___ Data for processing ___

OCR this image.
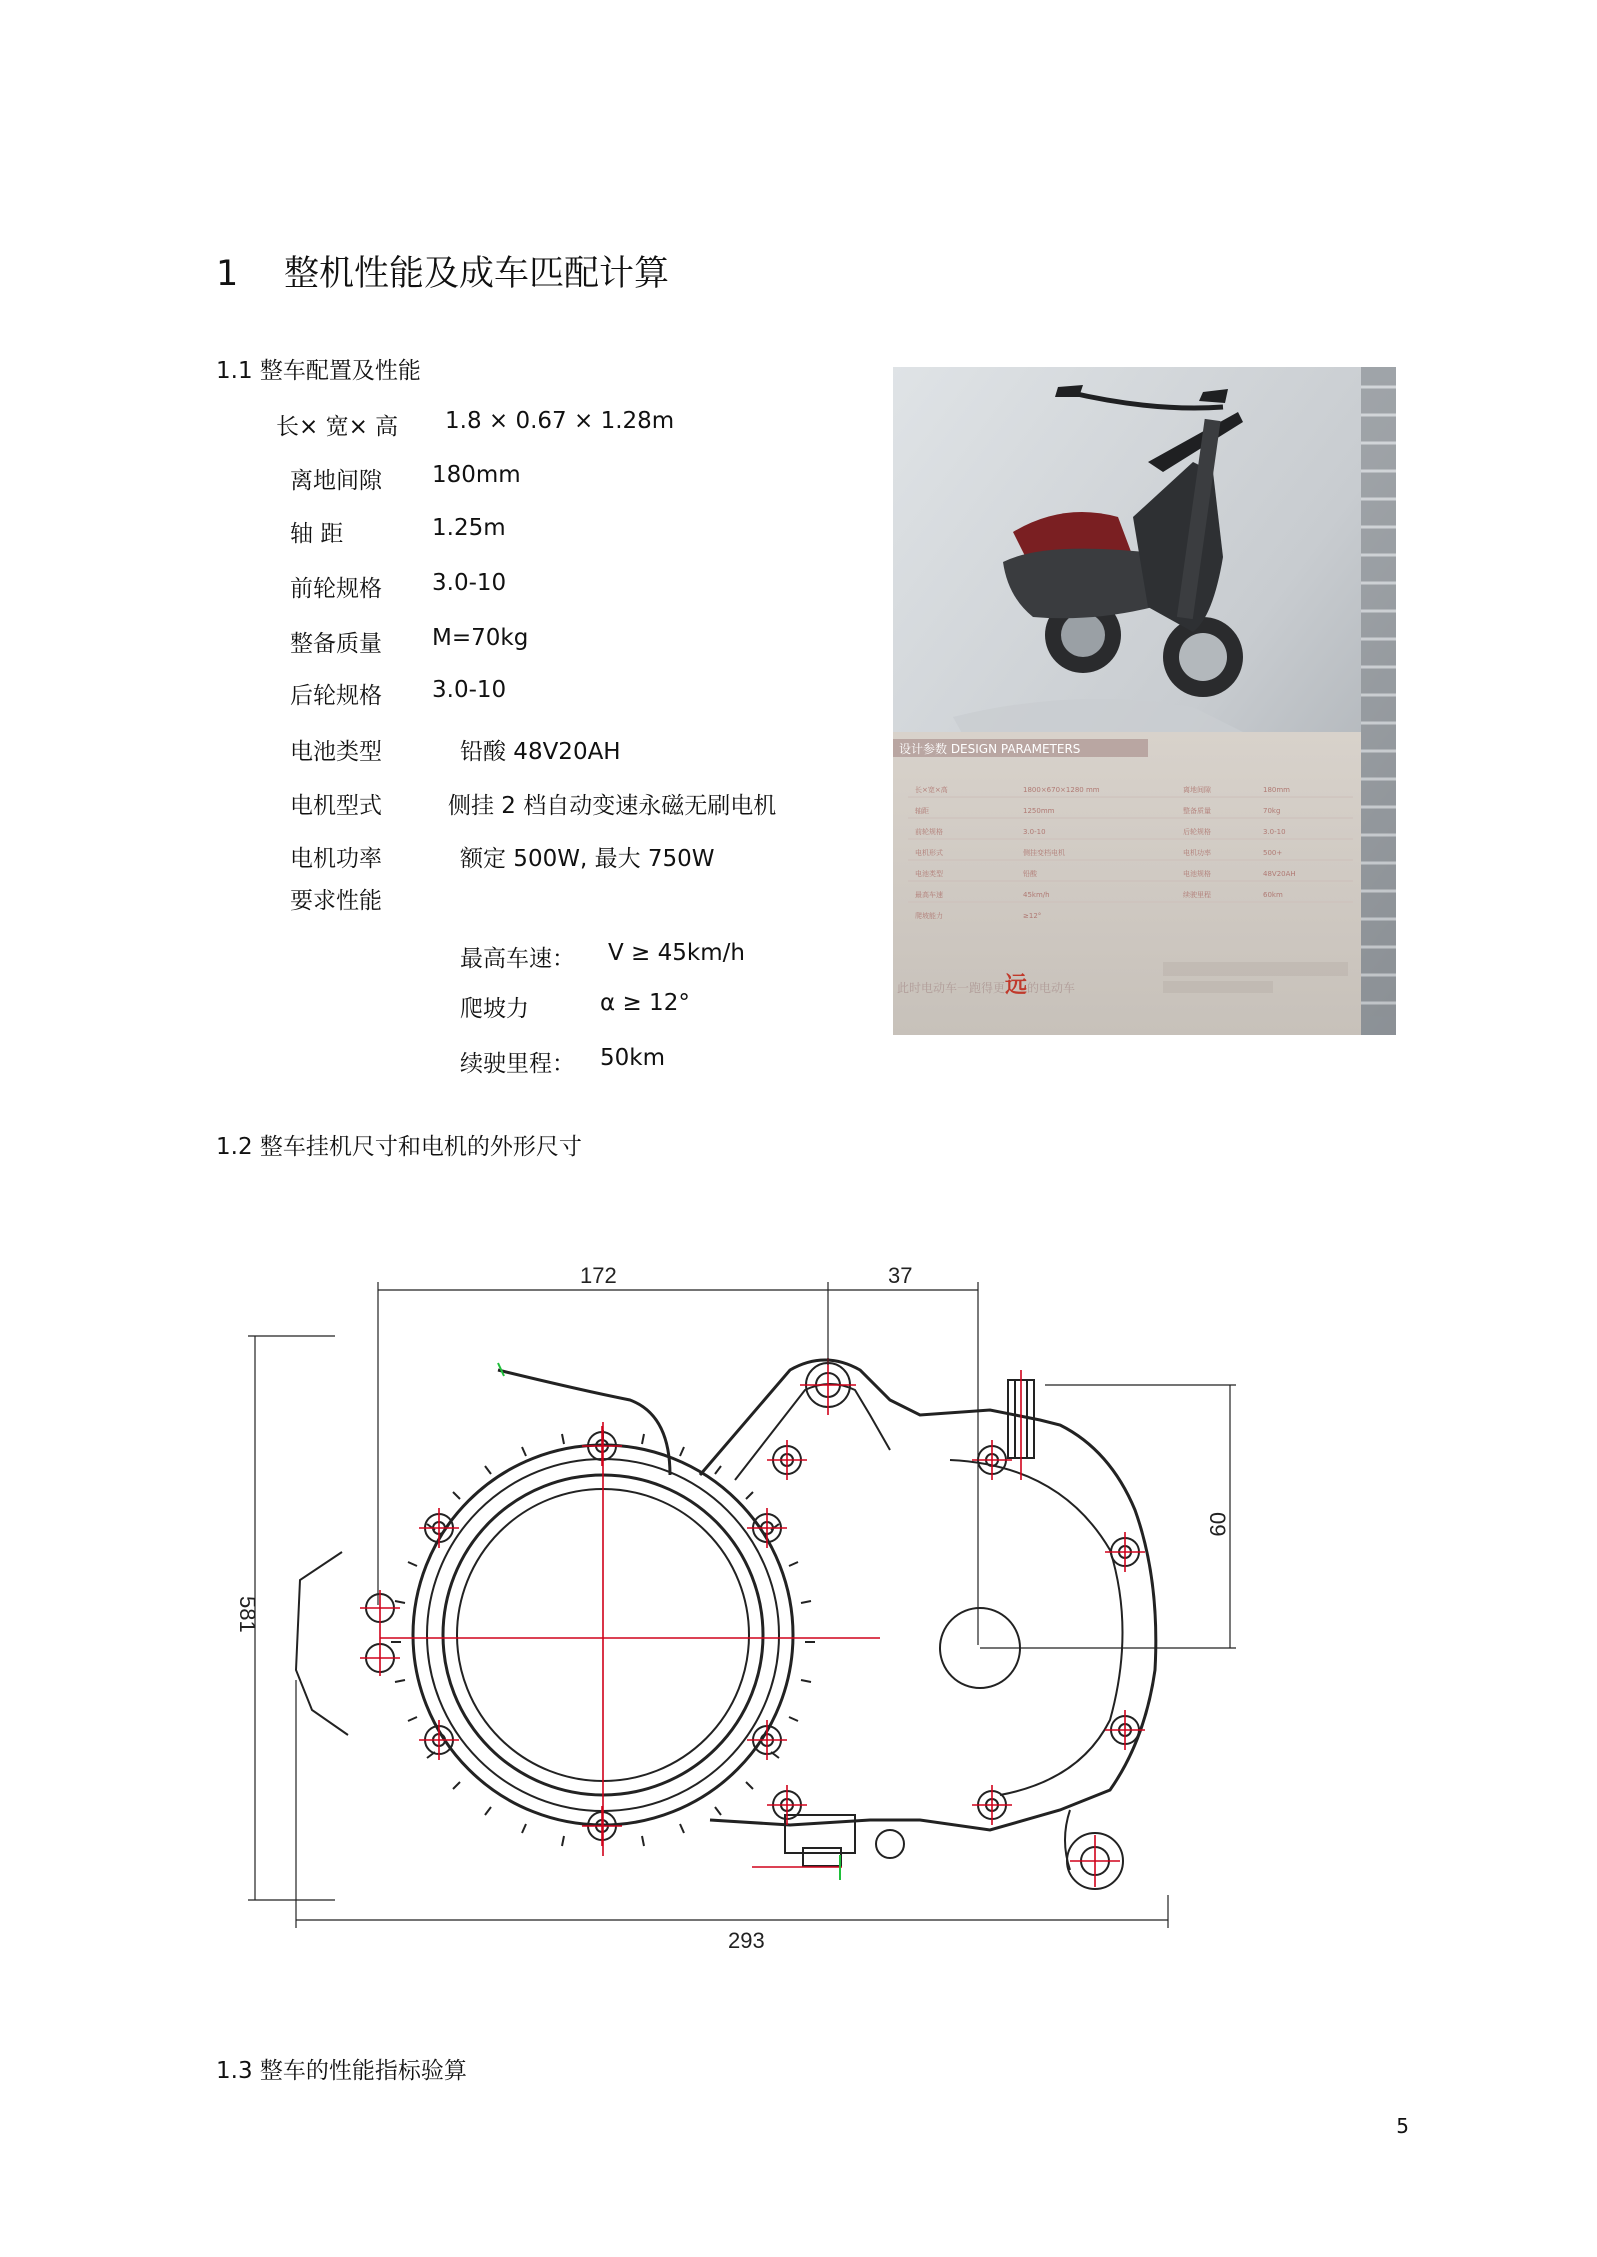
1 整机性能及成车匹配计算
1.1 整车配置及性能
长× 宽× 高 1.8 × 0.67 × 1.28m
离地间隙 180mm
轴 距	1.25m
前轮规格 3.0-10
整备质量 M=70kg
后轮规格 3.0-10
电池类型	铅酸 48V20AH
电机型式	侧挂 2 档自动变速永磁无刷电机
电机功率	额定 500W, 最大 750W
要求性能
最高车速： V ≥ 45km/h
爬坡力	α ≥ 12°
续驶里程： 50km
设计参数 DESIGN PARAMETERS
长×宽×高	1800×670×1280 mm	离地间隙	180mm
轴距	1250mm	整备质量	70kg
前轮规格	3.0-10	后轮规格	3.0-10
电机形式	侧挂变档电机	电机功率	500+
电池类型	铅酸	电池规格	48V20AH
最高车速	45km/h	续驶里程	60km
爬坡能力	≥12°
此时电动车一跑得更远的电动车
1.2 整车挂机尺寸和电机的外形尺寸
172	37
09
581
293
1.3 整车的性能指标验算
5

___

**Objective**
Please repeat the entries exactly. Do not include the pictures.

**Correct response**
OCR this image.
1 整机性能及成车匹配计算
1.1 整车配置及性能
长× 宽× 高 1.8 × 0.67 × 1.28m
离地间隙 180mm
轴 距	1.25m
前轮规格 3.0-10
整备质量 M=70kg
后轮规格 3.0-10
电池类型	铅酸 48V20AH
电机型式	侧挂 2 档自动变速永磁无刷电机
电机功率	额定 500W, 最大 750W
要求性能
最高车速： V ≥ 45km/h
爬坡力	α ≥ 12°
续驶里程： 50km
设计参数 DESIGN PARAMETERS
长×宽×高	1800×670×1280 mm	离地间隙	180mm
轴距	1250mm	整备质量	70kg
前轮规格	3.0-10	后轮规格	3.0-10
电机形式	侧挂变档电机	电机功率	500+
电池类型	铅酸	电池规格	48V20AH
最高车速	45km/h	续驶里程	60km
爬坡能力	≥12°
此时电动车一跑得更远的电动车
1.2 整车挂机尺寸和电机的外形尺寸
172	37
09
581
293
1.3 整车的性能指标验算
5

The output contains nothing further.